[Data entries]
----------

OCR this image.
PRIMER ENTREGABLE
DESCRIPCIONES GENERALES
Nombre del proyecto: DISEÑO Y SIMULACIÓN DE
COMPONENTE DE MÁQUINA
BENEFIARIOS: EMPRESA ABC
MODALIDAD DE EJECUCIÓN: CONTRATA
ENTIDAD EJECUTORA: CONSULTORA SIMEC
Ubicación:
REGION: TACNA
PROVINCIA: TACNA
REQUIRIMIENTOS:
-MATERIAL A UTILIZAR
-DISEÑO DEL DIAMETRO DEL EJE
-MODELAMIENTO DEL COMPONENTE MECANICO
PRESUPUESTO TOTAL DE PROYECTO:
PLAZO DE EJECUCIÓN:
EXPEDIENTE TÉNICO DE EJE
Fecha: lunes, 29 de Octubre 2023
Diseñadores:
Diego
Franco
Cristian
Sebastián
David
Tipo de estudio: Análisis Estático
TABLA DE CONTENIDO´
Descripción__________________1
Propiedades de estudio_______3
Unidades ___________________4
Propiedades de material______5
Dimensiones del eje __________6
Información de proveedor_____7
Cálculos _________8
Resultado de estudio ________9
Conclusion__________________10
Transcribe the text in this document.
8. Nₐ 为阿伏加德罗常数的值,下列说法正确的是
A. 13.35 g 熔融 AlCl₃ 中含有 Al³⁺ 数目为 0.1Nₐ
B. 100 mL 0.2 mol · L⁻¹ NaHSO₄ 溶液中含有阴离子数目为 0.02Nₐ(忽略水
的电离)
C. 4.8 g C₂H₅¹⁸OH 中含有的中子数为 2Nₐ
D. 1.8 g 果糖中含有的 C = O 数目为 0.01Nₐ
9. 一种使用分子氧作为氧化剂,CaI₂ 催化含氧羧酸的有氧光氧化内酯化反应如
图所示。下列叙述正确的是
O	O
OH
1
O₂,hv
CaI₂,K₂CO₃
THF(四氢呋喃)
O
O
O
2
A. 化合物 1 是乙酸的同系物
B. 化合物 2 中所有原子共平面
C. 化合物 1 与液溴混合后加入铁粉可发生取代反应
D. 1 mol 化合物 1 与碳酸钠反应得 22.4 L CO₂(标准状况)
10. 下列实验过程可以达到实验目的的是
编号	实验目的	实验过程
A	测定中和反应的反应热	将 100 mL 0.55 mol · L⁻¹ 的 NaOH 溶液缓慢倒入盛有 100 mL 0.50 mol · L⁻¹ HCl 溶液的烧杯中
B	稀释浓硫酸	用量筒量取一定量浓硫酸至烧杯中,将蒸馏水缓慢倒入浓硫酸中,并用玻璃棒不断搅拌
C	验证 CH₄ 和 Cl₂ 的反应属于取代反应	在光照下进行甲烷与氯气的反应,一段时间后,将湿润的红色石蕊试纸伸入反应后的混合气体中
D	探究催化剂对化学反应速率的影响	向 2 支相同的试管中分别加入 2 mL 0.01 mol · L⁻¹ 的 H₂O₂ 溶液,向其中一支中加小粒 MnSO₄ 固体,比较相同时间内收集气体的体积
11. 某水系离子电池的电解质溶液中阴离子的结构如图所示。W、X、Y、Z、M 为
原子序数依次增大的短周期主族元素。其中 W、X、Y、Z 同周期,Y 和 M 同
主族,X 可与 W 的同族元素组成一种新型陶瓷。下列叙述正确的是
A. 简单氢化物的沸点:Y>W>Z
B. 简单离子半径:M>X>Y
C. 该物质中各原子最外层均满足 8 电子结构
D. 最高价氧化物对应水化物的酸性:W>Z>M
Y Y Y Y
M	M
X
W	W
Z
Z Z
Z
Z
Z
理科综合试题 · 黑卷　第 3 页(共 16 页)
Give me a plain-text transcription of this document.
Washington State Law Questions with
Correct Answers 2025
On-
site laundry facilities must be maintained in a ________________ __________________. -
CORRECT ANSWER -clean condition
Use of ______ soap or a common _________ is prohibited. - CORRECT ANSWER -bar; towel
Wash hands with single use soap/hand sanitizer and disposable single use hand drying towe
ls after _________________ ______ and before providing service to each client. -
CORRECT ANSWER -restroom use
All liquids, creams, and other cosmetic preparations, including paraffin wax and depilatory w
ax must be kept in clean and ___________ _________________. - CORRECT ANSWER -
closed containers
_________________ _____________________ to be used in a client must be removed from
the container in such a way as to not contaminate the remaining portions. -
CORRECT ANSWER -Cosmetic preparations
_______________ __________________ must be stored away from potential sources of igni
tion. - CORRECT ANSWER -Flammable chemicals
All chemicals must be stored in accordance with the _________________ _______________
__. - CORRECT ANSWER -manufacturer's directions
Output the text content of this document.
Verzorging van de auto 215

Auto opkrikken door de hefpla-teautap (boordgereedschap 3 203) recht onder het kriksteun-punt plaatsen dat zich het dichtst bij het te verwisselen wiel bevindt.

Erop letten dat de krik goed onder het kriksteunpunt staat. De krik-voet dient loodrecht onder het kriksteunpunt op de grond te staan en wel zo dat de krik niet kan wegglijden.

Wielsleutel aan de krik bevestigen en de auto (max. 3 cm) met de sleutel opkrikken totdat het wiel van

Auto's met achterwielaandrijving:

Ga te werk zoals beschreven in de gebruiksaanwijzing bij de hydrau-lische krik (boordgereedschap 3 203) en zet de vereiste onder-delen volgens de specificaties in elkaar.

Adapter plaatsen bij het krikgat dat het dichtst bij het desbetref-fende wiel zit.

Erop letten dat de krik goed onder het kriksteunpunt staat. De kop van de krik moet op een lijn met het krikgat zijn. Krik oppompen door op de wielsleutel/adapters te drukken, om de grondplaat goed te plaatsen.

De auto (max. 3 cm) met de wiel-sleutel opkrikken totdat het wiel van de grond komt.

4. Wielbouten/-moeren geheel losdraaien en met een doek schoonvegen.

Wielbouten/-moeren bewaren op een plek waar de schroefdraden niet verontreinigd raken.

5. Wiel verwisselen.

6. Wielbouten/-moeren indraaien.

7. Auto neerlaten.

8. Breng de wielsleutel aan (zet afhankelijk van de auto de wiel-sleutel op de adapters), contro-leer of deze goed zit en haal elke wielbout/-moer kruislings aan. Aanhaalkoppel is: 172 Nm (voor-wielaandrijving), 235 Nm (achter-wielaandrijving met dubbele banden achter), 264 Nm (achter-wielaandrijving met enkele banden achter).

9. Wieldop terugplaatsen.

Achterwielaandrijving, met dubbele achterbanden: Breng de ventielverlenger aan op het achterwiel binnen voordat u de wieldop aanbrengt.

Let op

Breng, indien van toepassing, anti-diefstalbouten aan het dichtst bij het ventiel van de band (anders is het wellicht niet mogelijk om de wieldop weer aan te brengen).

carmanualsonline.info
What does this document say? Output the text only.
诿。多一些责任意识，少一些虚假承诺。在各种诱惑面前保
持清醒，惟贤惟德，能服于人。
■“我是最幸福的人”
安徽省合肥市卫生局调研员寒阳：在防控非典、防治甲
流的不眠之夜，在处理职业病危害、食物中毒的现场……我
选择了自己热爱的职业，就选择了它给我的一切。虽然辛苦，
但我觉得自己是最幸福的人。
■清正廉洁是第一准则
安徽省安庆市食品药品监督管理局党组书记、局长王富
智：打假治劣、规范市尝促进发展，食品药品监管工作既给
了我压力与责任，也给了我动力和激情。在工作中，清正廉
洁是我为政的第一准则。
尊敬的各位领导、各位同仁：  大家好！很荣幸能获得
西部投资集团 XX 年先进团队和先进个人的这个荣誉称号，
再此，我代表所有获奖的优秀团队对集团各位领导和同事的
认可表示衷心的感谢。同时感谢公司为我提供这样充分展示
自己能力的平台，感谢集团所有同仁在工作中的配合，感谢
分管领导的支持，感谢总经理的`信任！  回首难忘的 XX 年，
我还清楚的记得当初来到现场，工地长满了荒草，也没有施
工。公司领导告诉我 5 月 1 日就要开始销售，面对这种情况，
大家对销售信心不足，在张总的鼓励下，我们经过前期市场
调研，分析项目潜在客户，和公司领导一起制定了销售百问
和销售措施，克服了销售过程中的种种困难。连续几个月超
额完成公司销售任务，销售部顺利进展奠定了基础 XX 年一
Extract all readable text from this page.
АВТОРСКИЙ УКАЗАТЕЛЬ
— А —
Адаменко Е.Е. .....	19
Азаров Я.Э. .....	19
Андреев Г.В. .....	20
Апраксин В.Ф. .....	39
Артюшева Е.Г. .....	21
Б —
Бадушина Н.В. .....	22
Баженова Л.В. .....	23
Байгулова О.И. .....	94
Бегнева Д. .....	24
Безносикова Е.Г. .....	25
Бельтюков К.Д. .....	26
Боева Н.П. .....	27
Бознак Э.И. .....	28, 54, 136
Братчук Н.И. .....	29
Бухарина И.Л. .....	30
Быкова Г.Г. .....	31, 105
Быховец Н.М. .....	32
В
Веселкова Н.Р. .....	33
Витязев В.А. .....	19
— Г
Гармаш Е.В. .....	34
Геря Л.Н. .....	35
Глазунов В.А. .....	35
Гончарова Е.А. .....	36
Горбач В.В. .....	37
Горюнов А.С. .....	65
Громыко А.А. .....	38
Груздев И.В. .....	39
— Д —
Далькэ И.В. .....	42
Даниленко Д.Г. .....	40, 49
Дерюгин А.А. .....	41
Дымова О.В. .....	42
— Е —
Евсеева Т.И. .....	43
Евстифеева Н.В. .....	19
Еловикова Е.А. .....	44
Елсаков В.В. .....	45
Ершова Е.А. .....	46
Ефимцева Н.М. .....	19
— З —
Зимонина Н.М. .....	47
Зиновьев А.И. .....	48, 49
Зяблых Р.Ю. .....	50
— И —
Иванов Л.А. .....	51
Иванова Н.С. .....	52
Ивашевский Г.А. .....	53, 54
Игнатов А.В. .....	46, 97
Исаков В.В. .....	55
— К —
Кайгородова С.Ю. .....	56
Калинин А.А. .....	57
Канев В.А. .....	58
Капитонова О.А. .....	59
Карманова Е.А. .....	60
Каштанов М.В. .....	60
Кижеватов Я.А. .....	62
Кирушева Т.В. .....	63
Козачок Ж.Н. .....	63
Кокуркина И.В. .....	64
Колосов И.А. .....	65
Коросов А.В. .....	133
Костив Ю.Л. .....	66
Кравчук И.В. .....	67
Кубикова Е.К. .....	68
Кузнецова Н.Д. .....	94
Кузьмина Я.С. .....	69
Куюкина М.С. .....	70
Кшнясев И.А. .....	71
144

----------

## [Set task]
Every line in the data above that contains "stored" needs to be copied.

## [Task answer]
_______________ __________________ must be stored away from potential sources of igni
All chemicals must be stored in accordance with the _________________ _______________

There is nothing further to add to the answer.